■ Exercise directions ■
Reply with one number: the count of lines in the data that hold the string "agosto".

■ Records for this exercise ■
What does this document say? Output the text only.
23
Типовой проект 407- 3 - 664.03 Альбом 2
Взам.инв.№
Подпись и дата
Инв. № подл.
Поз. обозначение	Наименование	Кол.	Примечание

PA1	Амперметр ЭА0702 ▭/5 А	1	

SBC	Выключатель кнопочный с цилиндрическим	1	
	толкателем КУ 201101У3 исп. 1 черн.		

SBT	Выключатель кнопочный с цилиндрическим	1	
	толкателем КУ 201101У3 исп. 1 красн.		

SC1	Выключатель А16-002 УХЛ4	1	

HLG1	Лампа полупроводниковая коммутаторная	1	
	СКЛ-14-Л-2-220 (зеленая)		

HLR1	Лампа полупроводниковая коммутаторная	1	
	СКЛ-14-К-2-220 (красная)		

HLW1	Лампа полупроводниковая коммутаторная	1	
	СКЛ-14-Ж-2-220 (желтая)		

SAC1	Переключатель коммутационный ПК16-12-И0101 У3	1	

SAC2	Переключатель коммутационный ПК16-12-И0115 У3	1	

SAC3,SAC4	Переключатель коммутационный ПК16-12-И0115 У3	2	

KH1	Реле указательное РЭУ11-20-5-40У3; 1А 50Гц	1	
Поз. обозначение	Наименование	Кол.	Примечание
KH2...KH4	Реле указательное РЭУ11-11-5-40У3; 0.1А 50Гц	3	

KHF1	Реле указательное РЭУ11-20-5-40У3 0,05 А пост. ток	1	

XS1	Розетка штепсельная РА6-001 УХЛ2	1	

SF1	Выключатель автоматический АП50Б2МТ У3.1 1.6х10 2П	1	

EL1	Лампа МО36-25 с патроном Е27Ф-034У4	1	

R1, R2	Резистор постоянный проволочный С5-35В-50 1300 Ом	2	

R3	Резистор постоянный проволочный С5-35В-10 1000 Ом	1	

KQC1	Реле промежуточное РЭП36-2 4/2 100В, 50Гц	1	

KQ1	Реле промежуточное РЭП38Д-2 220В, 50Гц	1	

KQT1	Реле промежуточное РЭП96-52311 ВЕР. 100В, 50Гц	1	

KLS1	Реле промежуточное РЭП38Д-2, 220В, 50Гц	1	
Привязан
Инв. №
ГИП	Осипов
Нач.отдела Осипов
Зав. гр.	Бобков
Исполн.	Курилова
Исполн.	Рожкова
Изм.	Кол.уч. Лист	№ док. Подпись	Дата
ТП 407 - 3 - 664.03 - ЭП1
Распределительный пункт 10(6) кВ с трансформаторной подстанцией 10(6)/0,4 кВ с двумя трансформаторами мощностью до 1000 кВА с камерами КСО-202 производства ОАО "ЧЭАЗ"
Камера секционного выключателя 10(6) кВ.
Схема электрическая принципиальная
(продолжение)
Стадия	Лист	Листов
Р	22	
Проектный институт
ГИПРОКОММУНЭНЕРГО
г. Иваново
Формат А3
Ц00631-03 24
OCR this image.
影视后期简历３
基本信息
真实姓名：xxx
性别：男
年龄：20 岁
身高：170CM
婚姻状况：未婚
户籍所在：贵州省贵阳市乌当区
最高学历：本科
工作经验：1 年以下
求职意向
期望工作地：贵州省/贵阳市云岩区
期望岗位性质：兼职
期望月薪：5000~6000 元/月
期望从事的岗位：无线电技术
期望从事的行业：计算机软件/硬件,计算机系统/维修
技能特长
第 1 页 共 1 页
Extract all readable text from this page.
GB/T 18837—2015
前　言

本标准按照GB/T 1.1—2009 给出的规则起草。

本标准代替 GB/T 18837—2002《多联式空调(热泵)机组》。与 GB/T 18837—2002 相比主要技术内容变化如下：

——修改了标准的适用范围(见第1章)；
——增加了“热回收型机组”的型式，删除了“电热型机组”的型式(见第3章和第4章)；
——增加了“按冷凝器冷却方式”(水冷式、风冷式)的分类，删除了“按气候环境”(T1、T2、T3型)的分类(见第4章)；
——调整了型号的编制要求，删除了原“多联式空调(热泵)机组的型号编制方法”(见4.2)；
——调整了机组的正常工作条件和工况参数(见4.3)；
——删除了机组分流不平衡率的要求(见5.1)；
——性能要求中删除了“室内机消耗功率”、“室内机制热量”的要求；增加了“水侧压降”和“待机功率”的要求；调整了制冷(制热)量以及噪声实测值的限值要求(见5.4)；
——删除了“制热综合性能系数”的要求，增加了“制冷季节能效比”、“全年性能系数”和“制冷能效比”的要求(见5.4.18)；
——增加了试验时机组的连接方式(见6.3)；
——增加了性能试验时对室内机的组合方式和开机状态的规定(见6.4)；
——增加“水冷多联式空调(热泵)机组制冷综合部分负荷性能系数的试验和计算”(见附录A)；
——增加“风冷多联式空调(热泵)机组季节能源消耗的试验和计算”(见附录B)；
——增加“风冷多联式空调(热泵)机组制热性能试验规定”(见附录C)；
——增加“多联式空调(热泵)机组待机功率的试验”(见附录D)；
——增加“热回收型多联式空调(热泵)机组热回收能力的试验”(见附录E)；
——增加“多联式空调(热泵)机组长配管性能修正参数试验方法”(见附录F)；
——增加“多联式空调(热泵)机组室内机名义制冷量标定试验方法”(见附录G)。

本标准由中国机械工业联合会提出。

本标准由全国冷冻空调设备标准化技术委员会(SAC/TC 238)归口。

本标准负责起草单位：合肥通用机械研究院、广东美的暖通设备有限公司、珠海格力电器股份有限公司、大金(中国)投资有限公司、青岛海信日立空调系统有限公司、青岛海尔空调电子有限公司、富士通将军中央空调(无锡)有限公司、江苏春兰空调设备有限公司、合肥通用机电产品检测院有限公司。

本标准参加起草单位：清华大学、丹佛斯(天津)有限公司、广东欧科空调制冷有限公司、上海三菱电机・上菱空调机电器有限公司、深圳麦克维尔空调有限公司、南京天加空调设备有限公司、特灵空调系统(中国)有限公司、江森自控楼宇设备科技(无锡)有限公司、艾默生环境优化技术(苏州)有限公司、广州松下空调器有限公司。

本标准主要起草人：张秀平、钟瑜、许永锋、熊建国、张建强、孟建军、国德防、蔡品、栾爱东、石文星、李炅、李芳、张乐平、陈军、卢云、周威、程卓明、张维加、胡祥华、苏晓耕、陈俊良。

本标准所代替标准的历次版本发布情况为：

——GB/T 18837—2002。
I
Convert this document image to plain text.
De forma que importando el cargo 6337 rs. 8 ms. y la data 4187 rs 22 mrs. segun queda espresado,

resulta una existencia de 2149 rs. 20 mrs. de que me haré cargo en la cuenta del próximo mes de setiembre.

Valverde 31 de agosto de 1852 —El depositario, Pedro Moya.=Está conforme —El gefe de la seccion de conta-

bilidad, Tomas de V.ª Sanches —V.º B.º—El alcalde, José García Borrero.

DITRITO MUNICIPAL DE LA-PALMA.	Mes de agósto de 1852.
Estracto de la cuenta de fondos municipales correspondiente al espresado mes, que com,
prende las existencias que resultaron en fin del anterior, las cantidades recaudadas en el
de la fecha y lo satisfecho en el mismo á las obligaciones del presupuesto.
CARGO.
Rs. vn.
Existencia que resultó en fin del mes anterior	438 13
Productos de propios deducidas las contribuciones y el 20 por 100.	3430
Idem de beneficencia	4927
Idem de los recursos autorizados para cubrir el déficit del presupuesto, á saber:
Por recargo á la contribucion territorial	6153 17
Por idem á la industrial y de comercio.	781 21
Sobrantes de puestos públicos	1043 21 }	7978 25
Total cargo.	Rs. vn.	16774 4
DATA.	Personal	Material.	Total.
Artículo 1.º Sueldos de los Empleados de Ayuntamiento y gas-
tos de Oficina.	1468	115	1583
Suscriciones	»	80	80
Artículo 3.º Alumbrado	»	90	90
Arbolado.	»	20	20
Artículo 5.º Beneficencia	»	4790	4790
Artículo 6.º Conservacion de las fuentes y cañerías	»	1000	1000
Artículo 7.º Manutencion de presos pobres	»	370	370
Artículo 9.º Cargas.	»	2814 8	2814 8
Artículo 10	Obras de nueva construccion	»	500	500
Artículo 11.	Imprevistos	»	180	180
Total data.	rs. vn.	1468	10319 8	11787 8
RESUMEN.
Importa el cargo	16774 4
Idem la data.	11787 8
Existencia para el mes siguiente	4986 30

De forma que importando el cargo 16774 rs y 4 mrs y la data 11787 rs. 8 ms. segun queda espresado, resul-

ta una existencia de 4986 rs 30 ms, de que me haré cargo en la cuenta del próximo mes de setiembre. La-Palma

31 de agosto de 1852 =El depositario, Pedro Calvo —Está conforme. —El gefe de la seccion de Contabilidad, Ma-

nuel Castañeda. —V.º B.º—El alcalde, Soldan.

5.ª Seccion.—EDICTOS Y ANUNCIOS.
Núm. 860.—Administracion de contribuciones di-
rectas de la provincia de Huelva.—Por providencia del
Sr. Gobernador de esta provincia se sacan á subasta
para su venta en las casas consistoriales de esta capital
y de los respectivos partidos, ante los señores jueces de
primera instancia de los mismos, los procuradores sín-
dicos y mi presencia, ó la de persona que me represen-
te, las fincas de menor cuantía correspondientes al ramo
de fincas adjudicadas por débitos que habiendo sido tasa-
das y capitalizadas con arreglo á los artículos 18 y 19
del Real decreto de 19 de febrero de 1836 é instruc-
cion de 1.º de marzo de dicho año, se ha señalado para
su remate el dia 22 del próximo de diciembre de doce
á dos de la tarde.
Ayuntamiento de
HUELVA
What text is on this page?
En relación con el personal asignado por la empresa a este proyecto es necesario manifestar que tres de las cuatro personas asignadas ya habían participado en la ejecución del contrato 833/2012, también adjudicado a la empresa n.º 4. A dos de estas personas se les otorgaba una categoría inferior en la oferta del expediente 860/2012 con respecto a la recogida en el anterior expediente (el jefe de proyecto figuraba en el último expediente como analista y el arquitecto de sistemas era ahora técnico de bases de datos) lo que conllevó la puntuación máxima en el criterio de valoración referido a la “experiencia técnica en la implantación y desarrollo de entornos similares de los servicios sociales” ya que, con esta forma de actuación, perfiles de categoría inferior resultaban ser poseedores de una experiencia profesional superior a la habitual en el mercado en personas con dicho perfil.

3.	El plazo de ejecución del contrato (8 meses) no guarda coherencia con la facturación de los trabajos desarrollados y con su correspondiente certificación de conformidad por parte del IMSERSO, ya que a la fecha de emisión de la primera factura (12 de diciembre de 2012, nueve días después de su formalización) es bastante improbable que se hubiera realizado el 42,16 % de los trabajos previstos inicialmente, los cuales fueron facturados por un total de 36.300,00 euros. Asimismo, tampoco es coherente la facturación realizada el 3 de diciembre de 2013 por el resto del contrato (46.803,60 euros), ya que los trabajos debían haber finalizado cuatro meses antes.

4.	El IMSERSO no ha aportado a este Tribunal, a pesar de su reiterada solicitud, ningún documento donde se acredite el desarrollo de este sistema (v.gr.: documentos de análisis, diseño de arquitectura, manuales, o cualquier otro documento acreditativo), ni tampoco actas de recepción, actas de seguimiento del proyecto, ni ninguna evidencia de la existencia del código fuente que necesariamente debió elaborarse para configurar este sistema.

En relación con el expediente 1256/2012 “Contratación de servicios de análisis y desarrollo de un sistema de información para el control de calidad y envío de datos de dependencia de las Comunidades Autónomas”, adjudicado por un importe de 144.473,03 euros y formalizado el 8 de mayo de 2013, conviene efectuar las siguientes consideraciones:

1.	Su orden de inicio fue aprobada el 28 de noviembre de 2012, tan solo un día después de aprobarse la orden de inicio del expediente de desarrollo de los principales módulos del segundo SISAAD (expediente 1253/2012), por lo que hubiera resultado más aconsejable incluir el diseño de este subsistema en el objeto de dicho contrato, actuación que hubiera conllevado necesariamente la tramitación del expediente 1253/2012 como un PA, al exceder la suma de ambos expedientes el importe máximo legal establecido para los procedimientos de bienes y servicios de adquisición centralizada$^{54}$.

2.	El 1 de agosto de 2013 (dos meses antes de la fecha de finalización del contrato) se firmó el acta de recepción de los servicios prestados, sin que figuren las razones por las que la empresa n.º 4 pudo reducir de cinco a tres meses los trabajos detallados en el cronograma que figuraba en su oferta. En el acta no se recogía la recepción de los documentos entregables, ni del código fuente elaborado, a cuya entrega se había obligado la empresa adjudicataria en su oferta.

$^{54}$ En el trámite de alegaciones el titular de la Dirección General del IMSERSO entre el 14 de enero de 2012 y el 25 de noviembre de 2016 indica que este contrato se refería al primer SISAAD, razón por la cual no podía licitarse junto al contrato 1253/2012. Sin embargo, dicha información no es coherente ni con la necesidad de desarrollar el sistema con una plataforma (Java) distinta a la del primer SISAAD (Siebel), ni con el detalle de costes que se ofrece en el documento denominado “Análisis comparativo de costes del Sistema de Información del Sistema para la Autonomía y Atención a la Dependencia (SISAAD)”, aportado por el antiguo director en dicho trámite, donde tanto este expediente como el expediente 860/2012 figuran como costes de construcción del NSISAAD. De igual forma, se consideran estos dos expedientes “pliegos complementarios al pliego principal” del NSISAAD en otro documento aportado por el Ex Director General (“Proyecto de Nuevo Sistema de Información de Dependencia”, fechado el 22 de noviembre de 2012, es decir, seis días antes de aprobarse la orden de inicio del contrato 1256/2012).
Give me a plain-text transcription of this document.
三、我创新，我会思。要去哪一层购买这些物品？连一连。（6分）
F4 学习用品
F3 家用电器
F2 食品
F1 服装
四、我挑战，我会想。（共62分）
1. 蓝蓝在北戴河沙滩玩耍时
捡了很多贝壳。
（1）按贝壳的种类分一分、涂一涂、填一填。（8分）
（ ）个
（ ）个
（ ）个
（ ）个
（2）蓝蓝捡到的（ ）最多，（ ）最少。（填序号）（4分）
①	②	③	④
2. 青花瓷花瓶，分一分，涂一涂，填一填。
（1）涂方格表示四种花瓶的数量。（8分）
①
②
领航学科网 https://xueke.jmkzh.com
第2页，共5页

■ Answer to the problem ■
3